> WHAT THE TASK REQUIRES
Reproduce each line of the listing exactly.

-- BEGIN INPUT --

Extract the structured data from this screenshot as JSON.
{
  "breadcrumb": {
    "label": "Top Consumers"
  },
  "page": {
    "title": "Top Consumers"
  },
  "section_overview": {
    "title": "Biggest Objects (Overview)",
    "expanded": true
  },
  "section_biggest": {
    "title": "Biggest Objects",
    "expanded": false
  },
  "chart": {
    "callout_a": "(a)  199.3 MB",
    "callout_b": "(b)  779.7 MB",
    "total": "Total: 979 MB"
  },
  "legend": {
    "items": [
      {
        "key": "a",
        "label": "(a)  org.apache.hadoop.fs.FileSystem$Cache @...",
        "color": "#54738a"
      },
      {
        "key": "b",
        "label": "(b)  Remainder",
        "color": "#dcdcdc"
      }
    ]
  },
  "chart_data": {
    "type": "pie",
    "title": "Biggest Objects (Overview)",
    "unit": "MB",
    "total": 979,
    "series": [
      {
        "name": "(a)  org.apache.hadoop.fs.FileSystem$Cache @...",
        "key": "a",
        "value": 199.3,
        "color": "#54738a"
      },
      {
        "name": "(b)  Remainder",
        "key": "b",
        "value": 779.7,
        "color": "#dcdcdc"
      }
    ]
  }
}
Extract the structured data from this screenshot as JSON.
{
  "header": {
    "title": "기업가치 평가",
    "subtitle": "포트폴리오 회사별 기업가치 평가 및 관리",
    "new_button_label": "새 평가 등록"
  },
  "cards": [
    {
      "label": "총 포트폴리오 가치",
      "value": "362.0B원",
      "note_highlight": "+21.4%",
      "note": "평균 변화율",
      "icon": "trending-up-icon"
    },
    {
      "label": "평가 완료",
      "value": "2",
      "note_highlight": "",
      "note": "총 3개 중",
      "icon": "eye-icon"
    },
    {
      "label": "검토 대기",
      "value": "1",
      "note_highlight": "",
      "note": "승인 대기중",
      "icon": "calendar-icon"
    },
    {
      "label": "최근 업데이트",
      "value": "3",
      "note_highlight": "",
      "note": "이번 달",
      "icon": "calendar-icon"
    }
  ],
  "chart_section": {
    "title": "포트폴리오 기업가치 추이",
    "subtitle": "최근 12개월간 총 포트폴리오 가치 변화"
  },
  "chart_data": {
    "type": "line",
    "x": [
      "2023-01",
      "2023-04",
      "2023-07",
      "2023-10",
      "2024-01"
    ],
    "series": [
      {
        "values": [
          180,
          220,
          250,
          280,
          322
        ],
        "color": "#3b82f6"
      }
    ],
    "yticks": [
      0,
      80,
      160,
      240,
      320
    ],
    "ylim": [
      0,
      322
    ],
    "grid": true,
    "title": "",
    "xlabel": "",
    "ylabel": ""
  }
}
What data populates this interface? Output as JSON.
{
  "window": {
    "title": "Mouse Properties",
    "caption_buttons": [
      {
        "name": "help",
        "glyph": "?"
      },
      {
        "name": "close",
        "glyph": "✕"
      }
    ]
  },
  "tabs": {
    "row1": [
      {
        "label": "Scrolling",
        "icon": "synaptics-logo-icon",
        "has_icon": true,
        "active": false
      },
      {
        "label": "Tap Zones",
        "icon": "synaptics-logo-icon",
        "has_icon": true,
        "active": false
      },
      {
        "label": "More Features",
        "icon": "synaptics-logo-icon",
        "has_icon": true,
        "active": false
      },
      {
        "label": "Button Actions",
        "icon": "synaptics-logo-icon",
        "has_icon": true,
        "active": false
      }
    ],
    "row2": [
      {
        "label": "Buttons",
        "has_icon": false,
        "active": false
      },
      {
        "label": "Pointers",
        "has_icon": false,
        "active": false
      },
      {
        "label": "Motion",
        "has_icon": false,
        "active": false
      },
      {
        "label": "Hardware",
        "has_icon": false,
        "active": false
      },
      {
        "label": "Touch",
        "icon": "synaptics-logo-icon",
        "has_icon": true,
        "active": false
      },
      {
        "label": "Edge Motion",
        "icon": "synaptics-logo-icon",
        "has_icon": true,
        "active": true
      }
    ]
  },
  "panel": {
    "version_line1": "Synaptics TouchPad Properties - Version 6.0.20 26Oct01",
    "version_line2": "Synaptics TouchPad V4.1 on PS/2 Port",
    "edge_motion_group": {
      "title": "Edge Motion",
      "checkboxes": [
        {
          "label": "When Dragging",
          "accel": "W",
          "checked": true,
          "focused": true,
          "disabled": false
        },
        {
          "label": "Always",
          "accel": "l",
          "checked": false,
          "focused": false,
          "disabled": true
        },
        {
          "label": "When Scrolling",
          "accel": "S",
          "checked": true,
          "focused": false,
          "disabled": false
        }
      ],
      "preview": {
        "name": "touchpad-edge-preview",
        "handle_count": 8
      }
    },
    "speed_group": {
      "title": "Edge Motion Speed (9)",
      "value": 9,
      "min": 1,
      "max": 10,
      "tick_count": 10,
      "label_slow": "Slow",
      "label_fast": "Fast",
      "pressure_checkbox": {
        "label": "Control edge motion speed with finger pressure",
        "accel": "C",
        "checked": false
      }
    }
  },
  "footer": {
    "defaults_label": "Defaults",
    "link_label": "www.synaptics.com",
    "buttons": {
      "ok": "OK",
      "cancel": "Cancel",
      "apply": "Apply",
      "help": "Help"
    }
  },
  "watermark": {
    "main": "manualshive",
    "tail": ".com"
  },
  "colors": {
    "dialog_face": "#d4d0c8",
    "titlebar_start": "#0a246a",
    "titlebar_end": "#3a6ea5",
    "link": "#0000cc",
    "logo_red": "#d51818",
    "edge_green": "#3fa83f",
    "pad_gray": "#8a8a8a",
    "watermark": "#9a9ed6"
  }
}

-- END INPUT --

> SOLUTION FOR THIS PROBLEM
Extract the structured data from this screenshot as JSON.
{
  "breadcrumb": {
    "label": "Top Consumers"
  },
  "page": {
    "title": "Top Consumers"
  },
  "section_overview": {
    "title": "Biggest Objects (Overview)",
    "expanded": true
  },
  "section_biggest": {
    "title": "Biggest Objects",
    "expanded": false
  },
  "chart": {
    "callout_a": "(a)  199.3 MB",
    "callout_b": "(b)  779.7 MB",
    "total": "Total: 979 MB"
  },
  "legend": {
    "items": [
      {
        "key": "a",
        "label": "(a)  org.apache.hadoop.fs.FileSystem$Cache @...",
        "color": "#54738a"
      },
      {
        "key": "b",
        "label": "(b)  Remainder",
        "color": "#dcdcdc"
      }
    ]
  },
  "chart_data": {
    "type": "pie",
    "title": "Biggest Objects (Overview)",
    "unit": "MB",
    "total": 979,
    "series": [
      {
        "name": "(a)  org.apache.hadoop.fs.FileSystem$Cache @...",
        "key": "a",
        "value": 199.3,
        "color": "#54738a"
      },
      {
        "name": "(b)  Remainder",
        "key": "b",
        "value": 779.7,
        "color": "#dcdcdc"
      }
    ]
  }
}
Extract the structured data from this screenshot as JSON.
{
  "header": {
    "title": "기업가치 평가",
    "subtitle": "포트폴리오 회사별 기업가치 평가 및 관리",
    "new_button_label": "새 평가 등록"
  },
  "cards": [
    {
      "label": "총 포트폴리오 가치",
      "value": "362.0B원",
      "note_highlight": "+21.4%",
      "note": "평균 변화율",
      "icon": "trending-up-icon"
    },
    {
      "label": "평가 완료",
      "value": "2",
      "note_highlight": "",
      "note": "총 3개 중",
      "icon": "eye-icon"
    },
    {
      "label": "검토 대기",
      "value": "1",
      "note_highlight": "",
      "note": "승인 대기중",
      "icon": "calendar-icon"
    },
    {
      "label": "최근 업데이트",
      "value": "3",
      "note_highlight": "",
      "note": "이번 달",
      "icon": "calendar-icon"
    }
  ],
  "chart_section": {
    "title": "포트폴리오 기업가치 추이",
    "subtitle": "최근 12개월간 총 포트폴리오 가치 변화"
  },
  "chart_data": {
    "type": "line",
    "x": [
      "2023-01",
      "2023-04",
      "2023-07",
      "2023-10",
      "2024-01"
    ],
    "series": [
      {
        "values": [
          180,
          220,
          250,
          280,
          322
        ],
        "color": "#3b82f6"
      }
    ],
    "yticks": [
      0,
      80,
      160,
      240,
      320
    ],
    "ylim": [
      0,
      322
    ],
    "grid": true,
    "title": "",
    "xlabel": "",
    "ylabel": ""
  }
}
What data populates this interface? Output as JSON.
{
  "window": {
    "title": "Mouse Properties",
    "caption_buttons": [
      {
        "name": "help",
        "glyph": "?"
      },
      {
        "name": "close",
        "glyph": "✕"
      }
    ]
  },
  "tabs": {
    "row1": [
      {
        "label": "Scrolling",
        "icon": "synaptics-logo-icon",
        "has_icon": true,
        "active": false
      },
      {
        "label": "Tap Zones",
        "icon": "synaptics-logo-icon",
        "has_icon": true,
        "active": false
      },
      {
        "label": "More Features",
        "icon": "synaptics-logo-icon",
        "has_icon": true,
        "active": false
      },
      {
        "label": "Button Actions",
        "icon": "synaptics-logo-icon",
        "has_icon": true,
        "active": false
      }
    ],
    "row2": [
      {
        "label": "Buttons",
        "has_icon": false,
        "active": false
      },
      {
        "label": "Pointers",
        "has_icon": false,
        "active": false
      },
      {
        "label": "Motion",
        "has_icon": false,
        "active": false
      },
      {
        "label": "Hardware",
        "has_icon": false,
        "active": false
      },
      {
        "label": "Touch",
        "icon": "synaptics-logo-icon",
        "has_icon": true,
        "active": false
      },
      {
        "label": "Edge Motion",
        "icon": "synaptics-logo-icon",
        "has_icon": true,
        "active": true
      }
    ]
  },
  "panel": {
    "version_line1": "Synaptics TouchPad Properties - Version 6.0.20 26Oct01",
    "version_line2": "Synaptics TouchPad V4.1 on PS/2 Port",
    "edge_motion_group": {
      "title": "Edge Motion",
      "checkboxes": [
        {
          "label": "When Dragging",
          "accel": "W",
          "checked": true,
          "focused": true,
          "disabled": false
        },
        {
          "label": "Always",
          "accel": "l",
          "checked": false,
          "focused": false,
          "disabled": true
        },
        {
          "label": "When Scrolling",
          "accel": "S",
          "checked": true,
          "focused": false,
          "disabled": false
        }
      ],
      "preview": {
        "name": "touchpad-edge-preview",
        "handle_count": 8
      }
    },
    "speed_group": {
      "title": "Edge Motion Speed (9)",
      "value": 9,
      "min": 1,
      "max": 10,
      "tick_count": 10,
      "label_slow": "Slow",
      "label_fast": "Fast",
      "pressure_checkbox": {
        "label": "Control edge motion speed with finger pressure",
        "accel": "C",
        "checked": false
      }
    }
  },
  "footer": {
    "defaults_label": "Defaults",
    "link_label": "www.synaptics.com",
    "buttons": {
      "ok": "OK",
      "cancel": "Cancel",
      "apply": "Apply",
      "help": "Help"
    }
  },
  "watermark": {
    "main": "manualshive",
    "tail": ".com"
  },
  "colors": {
    "dialog_face": "#d4d0c8",
    "titlebar_start": "#0a246a",
    "titlebar_end": "#3a6ea5",
    "link": "#0000cc",
    "logo_red": "#d51818",
    "edge_green": "#3fa83f",
    "pad_gray": "#8a8a8a",
    "watermark": "#9a9ed6"
  }
}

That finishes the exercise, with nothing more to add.